### Your tasks
**a.** Which three pieces of software does the ZFS health check post name as making up the monitoring stack on the home server?
**b.** Extend the ZFS health check post from its last sentence, keeping the author's voice.

### Selected excerpt
....................

Categories
Scripts Tutorials

ZFS health check in Grafana / Telegraf

I recently set up a ZFS mirror on my home server and found myself needing a way to be alerted if something went wrong. That same server runs Grafana and InfluxDB, and collects various metrics from my other machines (and itself) via Telegraf. Since I already have email alerts set up with that stack, it felt simplest to use it for this solution.

A really simple script

#!/bin/sh

# Compares the expected zpool status output with the actual status.
# Copy to a global location such as /usr/local/bin so it's accessible to Telegraf.
# Note: This can provide a false-postive if the output of the command changes, which is not guaranteed to be stable.

# Returns 0 for "false" (not healthy), returns 1 for "true" (healthy)
# Chose using integers over booleans due to how Grafana handles alerts.

OUTPUT="zfs_status,host=[HOSTNAME HERE] healthy="

if [ "$(zpool status -x)" != "all pools are healthy" ]; then
	OUTPUT=${OUTPUT}"0i"
else
	OUTPUT=${OUTPUT}"1i"
fi

echo $OUTPUT

There are similar scripts floating around on the Internet so I used those for inspiration. The only difference with mine is that it outputs the InfluxDB Line Protocol.

host= is just a convenient tag where you could put your box’s hostname (or call the hostname command and interpolate it).

....................

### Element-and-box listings
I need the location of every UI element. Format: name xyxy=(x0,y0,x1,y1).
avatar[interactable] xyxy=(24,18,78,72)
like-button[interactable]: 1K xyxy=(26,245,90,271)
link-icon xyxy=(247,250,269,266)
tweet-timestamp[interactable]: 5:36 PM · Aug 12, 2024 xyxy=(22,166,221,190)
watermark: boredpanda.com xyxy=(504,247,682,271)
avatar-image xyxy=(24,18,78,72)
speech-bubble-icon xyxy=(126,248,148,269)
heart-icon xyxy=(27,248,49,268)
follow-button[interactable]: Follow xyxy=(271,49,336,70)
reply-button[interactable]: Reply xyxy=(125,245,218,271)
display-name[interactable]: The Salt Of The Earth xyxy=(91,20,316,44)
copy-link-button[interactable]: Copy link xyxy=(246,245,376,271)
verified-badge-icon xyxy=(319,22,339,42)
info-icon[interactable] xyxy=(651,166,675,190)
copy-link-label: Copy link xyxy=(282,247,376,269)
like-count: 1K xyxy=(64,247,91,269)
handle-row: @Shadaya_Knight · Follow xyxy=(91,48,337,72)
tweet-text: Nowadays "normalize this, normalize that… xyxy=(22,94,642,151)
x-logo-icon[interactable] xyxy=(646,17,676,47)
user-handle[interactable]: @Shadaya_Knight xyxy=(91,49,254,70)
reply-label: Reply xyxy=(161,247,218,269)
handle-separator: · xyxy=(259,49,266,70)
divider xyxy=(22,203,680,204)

....................

### Exercise responses
**a.** Grafana, InfluxDB and Telegraf.

**b.**
Everything else should be explained by the script, including the possibility of false positives. Feel free to rename the zfs_status field to anything you wish. In my instance I use tws_zfs_status to differentiate custom fields I’ve created and possibly prevent namespace conflicts.

The Telegraf side

Telegraf has a super handy exec input where you can run arbitrary commands, so that’s what we use:

[[inputs.exec]]
  commands = ["sh /usr/local/bin/zfs_check.sh"]
  timeout = "5s"
  data_format = "influx"

When Telegraf collects data from its inputs it will write a one or a zero for its zfs_status field.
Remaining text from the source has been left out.